[What the exercise asks] For each line that holds "Leopard", copy the line out.
--- Start of Material for this exercise ---
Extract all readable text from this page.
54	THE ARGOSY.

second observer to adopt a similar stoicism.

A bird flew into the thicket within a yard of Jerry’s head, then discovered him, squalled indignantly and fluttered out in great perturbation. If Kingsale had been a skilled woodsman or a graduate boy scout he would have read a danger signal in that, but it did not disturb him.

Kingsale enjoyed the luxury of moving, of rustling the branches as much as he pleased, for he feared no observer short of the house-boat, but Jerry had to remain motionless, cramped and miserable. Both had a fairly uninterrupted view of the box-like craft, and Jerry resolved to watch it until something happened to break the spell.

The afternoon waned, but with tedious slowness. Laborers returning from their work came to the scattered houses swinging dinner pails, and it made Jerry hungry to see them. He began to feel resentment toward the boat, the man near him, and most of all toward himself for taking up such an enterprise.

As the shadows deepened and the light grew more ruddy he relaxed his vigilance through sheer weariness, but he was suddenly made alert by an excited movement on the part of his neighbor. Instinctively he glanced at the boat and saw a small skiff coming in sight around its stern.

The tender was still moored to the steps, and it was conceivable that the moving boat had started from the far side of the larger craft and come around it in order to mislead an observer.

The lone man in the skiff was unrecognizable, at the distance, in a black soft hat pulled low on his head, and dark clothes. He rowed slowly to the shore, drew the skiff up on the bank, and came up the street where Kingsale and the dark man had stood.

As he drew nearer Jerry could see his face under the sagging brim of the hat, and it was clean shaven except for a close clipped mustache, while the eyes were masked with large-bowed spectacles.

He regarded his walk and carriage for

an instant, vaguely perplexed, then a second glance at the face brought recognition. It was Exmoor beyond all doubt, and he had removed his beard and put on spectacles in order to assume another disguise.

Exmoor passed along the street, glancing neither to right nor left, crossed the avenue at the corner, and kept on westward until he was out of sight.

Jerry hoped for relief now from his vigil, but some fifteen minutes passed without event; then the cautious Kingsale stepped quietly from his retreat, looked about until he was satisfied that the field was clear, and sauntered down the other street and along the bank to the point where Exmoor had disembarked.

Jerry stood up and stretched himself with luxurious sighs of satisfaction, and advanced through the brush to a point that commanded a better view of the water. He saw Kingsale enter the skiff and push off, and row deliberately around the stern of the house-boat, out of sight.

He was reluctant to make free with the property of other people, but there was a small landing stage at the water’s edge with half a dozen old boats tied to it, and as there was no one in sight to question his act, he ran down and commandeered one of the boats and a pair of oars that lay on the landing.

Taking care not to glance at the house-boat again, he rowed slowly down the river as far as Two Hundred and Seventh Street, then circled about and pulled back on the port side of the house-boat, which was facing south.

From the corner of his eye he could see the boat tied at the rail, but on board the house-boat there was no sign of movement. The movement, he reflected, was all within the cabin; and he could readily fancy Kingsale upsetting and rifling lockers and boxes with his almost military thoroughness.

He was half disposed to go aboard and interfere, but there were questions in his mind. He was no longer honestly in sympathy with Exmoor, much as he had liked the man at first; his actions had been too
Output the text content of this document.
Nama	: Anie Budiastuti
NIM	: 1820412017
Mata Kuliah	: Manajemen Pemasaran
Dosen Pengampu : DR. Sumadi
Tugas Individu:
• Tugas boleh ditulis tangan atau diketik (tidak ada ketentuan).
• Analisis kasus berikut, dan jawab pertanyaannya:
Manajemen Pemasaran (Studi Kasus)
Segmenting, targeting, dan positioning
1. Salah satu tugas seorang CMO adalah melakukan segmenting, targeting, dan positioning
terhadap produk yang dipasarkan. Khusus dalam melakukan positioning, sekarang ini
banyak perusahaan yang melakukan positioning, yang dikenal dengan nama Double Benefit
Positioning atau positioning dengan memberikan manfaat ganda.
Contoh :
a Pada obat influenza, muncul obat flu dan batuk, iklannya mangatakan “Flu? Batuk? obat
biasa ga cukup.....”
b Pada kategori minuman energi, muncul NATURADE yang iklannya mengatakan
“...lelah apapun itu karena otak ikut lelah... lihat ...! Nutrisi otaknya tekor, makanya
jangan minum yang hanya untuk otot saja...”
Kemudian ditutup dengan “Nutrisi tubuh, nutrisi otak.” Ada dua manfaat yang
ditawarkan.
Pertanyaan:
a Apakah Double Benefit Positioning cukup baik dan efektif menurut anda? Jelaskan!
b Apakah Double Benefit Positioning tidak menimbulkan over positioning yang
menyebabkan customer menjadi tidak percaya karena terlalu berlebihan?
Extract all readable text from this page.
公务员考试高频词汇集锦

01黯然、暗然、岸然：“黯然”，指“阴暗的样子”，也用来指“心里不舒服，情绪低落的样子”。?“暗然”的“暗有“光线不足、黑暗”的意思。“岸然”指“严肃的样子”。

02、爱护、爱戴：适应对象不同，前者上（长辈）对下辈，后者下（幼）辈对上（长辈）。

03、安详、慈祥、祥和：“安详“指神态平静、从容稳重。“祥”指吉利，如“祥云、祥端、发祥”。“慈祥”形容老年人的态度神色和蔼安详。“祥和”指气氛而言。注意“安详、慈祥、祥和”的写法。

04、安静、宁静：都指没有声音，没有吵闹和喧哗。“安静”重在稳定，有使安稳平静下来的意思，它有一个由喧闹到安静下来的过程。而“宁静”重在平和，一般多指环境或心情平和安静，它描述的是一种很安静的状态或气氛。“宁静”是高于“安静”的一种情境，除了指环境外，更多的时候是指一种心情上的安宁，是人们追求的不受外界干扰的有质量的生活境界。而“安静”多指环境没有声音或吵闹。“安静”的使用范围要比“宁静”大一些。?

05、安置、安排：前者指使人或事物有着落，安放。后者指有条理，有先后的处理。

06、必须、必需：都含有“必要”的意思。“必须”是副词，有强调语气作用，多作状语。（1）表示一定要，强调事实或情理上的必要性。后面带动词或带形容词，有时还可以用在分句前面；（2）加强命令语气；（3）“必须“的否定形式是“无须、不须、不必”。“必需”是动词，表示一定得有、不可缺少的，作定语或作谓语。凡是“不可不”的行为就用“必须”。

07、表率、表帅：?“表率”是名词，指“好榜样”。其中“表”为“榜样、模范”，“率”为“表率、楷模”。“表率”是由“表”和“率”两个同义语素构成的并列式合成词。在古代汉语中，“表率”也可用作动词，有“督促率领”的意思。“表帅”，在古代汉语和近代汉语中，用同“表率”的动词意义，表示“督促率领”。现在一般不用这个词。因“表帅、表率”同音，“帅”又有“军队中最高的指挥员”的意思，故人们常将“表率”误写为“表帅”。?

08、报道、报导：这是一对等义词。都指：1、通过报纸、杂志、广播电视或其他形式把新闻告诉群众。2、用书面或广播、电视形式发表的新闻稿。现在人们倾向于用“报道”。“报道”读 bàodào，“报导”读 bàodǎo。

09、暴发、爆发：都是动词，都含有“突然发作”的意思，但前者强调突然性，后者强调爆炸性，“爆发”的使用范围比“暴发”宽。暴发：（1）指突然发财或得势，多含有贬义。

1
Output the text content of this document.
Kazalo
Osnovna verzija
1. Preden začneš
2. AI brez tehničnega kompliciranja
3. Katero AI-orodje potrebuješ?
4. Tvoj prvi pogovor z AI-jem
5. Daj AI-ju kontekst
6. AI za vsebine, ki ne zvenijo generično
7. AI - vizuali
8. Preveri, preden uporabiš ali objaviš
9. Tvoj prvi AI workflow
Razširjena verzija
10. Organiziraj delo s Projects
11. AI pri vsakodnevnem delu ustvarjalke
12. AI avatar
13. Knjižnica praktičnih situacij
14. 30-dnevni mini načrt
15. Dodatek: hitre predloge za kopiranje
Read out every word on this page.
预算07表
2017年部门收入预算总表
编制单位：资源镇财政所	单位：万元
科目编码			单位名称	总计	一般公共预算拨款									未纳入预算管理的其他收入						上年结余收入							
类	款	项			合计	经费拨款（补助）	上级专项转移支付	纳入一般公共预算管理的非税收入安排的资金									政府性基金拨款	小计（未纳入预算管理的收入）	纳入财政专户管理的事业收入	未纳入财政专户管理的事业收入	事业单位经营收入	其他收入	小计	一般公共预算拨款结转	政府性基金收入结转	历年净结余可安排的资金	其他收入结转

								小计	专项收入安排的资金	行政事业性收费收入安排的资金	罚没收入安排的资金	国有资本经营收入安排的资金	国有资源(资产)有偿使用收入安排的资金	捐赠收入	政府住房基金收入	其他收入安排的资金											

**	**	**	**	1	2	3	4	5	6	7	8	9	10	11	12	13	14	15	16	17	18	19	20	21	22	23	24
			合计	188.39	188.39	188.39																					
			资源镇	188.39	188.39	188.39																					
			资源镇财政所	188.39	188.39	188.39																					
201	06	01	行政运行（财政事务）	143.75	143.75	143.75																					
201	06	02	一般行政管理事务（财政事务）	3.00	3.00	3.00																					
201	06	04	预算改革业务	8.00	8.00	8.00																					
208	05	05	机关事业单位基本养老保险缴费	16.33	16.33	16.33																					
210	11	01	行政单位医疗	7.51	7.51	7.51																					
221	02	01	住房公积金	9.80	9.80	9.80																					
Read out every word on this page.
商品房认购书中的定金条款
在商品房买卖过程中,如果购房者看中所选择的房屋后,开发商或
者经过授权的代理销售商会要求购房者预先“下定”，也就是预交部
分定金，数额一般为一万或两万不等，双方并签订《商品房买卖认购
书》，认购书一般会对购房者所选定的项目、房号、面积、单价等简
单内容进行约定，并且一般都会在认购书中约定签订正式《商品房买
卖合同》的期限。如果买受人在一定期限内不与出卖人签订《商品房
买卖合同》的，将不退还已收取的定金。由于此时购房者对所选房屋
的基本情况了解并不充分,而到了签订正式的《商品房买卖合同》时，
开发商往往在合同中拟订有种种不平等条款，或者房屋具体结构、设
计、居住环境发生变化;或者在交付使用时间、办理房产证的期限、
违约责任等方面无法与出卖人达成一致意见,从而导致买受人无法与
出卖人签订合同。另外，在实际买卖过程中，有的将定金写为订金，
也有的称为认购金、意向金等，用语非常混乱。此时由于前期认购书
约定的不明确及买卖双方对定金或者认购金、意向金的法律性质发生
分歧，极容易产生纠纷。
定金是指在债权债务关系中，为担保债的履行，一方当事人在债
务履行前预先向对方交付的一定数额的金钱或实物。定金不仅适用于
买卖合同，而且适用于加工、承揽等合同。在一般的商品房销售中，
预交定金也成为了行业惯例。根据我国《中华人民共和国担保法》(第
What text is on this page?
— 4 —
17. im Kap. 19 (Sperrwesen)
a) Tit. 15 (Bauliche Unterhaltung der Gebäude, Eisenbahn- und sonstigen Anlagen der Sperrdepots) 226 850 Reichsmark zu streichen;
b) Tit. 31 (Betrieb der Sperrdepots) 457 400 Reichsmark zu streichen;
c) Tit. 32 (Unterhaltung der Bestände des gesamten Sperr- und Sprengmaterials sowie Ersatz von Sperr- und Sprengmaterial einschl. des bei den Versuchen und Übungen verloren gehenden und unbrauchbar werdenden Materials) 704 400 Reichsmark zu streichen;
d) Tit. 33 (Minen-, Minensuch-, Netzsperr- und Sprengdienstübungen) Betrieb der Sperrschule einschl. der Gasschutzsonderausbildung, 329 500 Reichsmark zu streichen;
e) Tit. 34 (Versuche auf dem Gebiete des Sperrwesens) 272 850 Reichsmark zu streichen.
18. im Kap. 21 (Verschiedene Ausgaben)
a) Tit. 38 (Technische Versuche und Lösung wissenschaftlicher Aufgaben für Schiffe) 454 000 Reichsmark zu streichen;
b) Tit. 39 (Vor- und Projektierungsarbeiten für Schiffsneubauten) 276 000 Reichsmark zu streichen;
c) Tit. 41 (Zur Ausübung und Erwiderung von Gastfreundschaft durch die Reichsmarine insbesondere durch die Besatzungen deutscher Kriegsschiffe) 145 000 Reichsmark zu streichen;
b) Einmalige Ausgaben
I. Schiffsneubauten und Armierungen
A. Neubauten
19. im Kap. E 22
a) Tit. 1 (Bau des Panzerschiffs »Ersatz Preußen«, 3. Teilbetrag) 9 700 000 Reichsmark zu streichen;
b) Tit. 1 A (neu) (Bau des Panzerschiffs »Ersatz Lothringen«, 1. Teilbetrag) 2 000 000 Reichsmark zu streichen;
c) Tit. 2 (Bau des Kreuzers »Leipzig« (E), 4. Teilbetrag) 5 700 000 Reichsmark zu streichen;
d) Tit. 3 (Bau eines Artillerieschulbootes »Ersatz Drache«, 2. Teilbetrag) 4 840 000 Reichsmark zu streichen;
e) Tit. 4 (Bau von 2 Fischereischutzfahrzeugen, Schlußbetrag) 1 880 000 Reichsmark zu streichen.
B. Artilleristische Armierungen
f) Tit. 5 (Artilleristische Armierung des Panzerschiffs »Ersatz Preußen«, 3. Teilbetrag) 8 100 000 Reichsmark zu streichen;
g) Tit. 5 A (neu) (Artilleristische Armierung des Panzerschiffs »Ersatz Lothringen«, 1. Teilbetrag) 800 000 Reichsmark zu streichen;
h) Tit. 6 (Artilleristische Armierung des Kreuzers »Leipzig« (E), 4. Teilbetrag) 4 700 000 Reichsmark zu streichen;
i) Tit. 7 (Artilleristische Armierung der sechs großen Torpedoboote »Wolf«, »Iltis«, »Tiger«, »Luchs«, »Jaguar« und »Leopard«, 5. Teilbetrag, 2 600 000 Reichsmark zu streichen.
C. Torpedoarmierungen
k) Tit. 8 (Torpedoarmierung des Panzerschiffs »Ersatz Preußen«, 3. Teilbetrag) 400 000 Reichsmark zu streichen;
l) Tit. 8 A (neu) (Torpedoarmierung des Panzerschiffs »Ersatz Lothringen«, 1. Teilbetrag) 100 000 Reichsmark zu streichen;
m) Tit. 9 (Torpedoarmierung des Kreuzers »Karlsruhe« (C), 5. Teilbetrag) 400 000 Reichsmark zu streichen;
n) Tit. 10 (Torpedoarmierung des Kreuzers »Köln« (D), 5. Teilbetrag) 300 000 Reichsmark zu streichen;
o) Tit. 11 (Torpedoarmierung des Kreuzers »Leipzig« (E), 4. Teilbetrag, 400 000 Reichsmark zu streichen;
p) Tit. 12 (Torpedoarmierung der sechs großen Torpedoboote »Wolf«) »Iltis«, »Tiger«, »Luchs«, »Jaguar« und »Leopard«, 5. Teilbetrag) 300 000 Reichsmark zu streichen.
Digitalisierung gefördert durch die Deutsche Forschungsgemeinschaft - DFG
--- End of Material for this exercise ---
[Solution to this exercise]
i) Tit. 7 (Artilleristische Armierung der sechs großen Torpedoboote »Wolf«, »Iltis«, »Tiger«, »Luchs«, »Jaguar« und »Leopard«, 5. Teilbetrag, 2 600 000 Reichsmark zu streichen.
p) Tit. 12 (Torpedoarmierung der sechs großen Torpedoboote »Wolf«) »Iltis«, »Tiger«, »Luchs«, »Jaguar« und »Leopard«, 5. Teilbetrag) 300 000 Reichsmark zu streichen.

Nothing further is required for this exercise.